| Set exercise |
Records follow. Pull out every line that contains "Raubsalmler".

+++ Supplied material

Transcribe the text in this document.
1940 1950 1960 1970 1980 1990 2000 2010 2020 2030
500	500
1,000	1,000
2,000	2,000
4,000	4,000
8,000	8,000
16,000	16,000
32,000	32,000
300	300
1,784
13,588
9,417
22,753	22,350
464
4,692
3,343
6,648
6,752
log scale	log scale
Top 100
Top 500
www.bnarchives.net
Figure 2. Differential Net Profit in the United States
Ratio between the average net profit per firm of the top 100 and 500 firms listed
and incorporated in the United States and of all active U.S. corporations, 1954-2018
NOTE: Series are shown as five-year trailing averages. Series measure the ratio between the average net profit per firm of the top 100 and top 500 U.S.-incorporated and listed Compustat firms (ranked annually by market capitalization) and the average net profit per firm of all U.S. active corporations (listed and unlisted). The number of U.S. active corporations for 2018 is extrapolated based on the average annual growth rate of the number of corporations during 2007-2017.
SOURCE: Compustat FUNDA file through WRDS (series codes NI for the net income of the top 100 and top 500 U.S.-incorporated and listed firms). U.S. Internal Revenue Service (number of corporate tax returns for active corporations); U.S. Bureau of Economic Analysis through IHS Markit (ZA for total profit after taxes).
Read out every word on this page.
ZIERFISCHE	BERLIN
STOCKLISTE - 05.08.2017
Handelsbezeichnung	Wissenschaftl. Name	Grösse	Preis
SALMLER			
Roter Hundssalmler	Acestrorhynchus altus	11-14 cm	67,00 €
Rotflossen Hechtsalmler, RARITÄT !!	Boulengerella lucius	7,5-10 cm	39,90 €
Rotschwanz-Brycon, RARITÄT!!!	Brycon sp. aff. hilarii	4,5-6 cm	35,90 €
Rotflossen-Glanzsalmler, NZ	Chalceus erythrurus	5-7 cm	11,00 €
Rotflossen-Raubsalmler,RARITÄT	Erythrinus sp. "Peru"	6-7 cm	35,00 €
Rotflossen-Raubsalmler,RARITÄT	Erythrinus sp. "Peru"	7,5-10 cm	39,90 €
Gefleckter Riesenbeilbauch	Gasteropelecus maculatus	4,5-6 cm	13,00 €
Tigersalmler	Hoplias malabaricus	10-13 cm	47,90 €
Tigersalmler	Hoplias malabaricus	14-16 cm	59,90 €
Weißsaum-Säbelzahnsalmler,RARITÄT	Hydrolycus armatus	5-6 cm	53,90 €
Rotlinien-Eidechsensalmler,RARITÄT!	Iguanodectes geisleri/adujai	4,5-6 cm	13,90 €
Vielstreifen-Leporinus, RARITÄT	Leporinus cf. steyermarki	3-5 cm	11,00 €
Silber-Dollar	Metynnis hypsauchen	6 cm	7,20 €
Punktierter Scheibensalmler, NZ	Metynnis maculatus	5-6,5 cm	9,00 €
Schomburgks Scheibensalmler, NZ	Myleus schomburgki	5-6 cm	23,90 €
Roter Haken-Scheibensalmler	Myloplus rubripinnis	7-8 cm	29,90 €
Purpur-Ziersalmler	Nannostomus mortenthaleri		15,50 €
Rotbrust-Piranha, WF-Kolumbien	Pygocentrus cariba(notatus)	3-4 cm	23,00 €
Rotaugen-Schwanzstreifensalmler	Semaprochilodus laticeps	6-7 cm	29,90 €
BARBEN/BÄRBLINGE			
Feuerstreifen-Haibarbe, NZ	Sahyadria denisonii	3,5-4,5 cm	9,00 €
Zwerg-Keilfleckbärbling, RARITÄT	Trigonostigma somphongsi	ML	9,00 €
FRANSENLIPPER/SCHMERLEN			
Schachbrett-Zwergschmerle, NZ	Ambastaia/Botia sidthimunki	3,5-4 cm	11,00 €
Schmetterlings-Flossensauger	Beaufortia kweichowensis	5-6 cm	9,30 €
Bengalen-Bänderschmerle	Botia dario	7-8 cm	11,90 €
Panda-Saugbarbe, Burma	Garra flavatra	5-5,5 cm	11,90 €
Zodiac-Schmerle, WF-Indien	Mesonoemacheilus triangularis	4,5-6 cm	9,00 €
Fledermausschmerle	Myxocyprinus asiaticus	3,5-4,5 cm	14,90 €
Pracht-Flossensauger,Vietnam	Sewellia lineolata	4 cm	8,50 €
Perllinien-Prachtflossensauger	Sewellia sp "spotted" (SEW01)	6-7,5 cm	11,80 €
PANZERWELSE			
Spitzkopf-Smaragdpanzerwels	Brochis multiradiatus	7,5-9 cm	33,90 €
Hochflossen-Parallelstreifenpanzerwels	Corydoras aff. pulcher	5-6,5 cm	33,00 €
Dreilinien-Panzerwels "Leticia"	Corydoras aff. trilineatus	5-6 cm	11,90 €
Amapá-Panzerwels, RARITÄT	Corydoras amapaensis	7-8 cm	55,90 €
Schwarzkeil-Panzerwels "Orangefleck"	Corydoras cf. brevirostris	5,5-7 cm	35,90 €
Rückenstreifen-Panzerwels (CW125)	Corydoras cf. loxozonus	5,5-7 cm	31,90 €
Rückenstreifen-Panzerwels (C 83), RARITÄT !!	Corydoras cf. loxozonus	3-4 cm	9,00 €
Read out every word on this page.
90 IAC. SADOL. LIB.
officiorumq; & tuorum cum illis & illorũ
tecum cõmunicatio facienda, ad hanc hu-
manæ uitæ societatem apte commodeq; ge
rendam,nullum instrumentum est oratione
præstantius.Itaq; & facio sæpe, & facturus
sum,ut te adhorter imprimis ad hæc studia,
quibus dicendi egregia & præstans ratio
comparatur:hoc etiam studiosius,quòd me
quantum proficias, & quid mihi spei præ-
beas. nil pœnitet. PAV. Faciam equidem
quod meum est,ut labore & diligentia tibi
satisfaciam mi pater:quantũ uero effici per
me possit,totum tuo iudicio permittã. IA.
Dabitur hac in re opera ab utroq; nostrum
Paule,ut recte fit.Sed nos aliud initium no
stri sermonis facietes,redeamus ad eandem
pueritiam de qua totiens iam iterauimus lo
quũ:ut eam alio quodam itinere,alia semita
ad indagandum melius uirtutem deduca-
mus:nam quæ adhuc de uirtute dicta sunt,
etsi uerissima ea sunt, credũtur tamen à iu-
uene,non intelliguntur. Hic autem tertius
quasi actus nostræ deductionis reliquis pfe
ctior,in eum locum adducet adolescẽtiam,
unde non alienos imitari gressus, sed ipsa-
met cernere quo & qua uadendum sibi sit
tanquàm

++++++

| Solution to this task |
Rotflossen-Raubsalmler,RARITÄT	Erythrinus sp. "Peru"	6-7 cm	35,00 €
Rotflossen-Raubsalmler,RARITÄT	Erythrinus sp. "Peru"	7,5-10 cm	39,90 €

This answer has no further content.